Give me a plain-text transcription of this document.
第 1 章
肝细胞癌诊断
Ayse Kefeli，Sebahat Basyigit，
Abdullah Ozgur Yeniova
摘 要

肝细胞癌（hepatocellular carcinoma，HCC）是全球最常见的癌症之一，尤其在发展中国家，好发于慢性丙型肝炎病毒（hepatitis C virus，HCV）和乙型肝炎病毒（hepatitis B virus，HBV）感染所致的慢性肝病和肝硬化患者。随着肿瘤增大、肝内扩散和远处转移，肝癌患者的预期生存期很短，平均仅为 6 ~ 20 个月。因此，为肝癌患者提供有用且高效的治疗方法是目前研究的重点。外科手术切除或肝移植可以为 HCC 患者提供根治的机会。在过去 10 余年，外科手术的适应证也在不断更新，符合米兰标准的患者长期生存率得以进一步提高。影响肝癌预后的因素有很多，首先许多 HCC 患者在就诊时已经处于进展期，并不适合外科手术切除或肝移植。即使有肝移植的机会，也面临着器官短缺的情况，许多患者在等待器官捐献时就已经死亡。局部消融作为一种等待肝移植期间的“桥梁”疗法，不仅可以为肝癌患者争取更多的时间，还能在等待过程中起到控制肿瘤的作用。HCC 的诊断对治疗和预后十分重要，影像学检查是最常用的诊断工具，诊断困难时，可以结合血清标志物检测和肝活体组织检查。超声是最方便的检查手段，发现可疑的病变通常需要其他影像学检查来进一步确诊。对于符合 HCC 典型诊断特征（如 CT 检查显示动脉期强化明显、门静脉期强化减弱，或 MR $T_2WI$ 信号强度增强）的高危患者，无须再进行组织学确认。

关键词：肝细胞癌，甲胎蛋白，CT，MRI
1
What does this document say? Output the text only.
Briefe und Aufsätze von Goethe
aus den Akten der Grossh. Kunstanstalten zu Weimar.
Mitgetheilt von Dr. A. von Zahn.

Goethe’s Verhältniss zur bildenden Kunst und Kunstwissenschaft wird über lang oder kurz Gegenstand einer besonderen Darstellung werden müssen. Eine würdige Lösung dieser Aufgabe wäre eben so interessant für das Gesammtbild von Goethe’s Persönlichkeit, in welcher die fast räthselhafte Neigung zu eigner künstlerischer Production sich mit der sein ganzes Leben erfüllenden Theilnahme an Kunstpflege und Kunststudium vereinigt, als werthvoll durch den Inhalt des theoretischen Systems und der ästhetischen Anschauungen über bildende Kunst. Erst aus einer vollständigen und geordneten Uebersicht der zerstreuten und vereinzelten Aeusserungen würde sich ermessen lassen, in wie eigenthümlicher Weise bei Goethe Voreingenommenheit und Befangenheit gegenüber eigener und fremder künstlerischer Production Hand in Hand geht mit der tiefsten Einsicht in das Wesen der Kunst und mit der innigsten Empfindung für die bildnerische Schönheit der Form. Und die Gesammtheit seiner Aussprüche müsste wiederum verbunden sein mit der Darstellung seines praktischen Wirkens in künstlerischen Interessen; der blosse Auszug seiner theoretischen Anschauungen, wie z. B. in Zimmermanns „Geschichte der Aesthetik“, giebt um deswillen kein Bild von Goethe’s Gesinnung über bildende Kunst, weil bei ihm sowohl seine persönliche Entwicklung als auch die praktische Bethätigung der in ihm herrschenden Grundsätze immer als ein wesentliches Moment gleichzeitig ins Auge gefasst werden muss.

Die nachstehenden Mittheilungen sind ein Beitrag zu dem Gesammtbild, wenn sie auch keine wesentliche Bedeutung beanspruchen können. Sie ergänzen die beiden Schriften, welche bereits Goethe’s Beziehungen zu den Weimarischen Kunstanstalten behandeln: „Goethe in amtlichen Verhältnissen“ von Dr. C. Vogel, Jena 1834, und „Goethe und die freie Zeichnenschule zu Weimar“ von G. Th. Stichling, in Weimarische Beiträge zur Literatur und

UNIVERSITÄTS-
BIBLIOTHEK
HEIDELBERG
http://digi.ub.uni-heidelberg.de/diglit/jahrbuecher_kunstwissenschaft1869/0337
┄┄┄┄┄┄┄┄┄┄
• [TASK INSTRUCTIONS]: Gather every line from the entries above where the word "text" appears, and copy them.

• [ANSWER SECTION]:
Give me a plain-text transcription of this document.
What does this document say? Output the text only.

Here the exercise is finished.